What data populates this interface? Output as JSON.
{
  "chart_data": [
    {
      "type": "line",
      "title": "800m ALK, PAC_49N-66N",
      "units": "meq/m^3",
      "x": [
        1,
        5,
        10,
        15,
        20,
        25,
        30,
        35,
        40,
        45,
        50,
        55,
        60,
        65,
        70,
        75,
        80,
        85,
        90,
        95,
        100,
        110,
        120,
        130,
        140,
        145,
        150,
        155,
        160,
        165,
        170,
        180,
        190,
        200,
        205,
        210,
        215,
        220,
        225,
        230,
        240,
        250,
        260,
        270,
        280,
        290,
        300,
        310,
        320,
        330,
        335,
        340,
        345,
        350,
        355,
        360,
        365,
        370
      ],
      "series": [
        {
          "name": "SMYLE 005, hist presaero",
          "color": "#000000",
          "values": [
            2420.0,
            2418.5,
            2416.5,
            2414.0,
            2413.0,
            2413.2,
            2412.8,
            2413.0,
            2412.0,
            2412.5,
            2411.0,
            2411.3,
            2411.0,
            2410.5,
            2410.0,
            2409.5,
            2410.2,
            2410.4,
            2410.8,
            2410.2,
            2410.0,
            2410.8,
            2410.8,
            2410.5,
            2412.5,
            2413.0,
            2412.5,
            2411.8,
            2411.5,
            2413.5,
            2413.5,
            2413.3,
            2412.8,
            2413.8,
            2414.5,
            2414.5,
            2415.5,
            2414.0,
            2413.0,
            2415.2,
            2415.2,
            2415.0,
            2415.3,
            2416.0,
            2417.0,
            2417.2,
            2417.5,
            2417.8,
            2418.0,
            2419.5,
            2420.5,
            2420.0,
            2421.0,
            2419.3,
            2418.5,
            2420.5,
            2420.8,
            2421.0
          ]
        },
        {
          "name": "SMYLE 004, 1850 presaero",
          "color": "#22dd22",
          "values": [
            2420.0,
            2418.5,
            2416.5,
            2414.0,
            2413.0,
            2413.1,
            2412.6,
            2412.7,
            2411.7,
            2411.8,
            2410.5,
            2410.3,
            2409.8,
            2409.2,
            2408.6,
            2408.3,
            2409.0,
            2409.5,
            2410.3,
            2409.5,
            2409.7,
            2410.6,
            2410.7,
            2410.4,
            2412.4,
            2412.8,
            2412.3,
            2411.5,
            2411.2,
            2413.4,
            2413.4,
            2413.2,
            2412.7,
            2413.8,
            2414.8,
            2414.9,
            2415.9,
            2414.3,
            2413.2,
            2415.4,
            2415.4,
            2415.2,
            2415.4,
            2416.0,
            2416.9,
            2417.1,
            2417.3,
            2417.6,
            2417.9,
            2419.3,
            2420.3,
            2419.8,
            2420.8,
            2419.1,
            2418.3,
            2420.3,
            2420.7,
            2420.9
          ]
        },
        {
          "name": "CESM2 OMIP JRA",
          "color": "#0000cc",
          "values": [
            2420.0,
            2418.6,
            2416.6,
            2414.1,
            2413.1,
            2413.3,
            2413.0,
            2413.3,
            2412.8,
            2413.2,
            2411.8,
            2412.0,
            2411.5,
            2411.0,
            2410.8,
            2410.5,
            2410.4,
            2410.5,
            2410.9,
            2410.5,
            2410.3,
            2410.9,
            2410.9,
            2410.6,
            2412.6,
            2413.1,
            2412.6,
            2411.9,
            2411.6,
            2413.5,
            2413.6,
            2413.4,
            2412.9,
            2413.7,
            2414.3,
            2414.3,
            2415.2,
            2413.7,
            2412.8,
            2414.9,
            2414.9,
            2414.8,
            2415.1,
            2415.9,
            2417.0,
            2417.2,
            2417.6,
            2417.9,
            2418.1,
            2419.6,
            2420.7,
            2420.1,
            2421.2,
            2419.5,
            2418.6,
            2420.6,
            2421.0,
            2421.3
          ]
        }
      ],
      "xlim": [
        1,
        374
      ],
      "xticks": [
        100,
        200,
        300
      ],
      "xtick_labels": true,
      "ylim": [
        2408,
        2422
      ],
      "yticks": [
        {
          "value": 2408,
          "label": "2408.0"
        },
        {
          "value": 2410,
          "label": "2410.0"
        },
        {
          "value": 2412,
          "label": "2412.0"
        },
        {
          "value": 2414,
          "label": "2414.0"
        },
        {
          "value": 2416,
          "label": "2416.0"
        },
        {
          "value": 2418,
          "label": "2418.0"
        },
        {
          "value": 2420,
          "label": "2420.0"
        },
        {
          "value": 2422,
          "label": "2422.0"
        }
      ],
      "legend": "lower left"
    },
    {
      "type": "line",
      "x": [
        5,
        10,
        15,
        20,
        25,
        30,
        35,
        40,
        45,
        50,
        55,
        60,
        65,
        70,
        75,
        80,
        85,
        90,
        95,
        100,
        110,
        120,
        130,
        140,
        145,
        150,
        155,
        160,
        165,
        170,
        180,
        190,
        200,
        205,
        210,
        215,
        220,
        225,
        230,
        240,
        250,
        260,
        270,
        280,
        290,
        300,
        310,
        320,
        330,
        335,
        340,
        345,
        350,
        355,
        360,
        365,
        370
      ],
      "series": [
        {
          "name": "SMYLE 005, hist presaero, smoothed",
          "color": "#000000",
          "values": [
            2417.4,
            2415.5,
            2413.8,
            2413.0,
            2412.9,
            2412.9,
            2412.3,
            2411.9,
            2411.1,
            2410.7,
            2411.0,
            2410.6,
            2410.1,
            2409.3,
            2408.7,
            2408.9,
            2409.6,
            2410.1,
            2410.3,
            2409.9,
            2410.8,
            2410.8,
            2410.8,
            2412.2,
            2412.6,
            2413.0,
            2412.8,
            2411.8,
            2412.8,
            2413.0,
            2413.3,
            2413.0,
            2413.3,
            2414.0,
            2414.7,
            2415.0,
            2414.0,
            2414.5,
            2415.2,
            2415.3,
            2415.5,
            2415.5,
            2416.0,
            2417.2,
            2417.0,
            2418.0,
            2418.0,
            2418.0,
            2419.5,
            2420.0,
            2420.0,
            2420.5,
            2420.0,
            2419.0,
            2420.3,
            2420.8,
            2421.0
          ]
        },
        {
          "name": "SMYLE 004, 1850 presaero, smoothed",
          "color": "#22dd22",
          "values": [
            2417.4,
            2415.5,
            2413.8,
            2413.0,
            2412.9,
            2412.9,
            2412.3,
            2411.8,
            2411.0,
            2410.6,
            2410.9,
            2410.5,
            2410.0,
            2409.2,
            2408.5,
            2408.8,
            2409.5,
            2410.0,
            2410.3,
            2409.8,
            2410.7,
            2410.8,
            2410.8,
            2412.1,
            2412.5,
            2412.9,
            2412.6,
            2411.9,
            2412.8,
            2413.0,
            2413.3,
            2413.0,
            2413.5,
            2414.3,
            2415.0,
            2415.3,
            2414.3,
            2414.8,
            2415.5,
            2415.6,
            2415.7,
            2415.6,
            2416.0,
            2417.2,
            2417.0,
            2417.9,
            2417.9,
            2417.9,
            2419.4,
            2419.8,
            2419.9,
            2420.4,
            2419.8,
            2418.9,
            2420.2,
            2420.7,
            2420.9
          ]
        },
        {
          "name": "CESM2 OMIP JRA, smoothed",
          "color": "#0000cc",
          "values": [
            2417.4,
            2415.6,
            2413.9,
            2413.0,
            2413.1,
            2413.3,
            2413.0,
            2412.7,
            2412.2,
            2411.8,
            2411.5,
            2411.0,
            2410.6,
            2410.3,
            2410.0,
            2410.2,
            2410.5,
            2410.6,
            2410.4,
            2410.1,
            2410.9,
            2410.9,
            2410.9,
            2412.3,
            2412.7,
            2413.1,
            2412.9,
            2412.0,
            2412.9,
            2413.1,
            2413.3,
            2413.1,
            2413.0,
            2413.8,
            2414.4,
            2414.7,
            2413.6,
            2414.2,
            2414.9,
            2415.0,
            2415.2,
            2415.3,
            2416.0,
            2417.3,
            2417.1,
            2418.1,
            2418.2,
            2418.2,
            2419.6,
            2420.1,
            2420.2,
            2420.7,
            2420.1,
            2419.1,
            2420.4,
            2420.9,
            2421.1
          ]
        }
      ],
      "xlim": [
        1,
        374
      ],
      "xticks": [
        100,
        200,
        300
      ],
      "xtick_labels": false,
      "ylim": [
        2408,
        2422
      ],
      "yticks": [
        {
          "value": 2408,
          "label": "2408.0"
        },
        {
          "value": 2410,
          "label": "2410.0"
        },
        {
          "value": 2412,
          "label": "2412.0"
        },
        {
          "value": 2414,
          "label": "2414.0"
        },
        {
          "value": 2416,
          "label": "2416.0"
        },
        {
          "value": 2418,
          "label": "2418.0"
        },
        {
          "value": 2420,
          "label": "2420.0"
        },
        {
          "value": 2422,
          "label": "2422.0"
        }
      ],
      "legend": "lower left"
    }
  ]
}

▸ **Required task**
Locate each line with the word "SMYLE" and copy it.

▸ **Full solution**
          "name": "SMYLE 005, hist presaero",
          "name": "SMYLE 004, 1850 presaero",
          "name": "SMYLE 005, hist presaero, smoothed",
          "name": "SMYLE 004, 1850 presaero, smoothed",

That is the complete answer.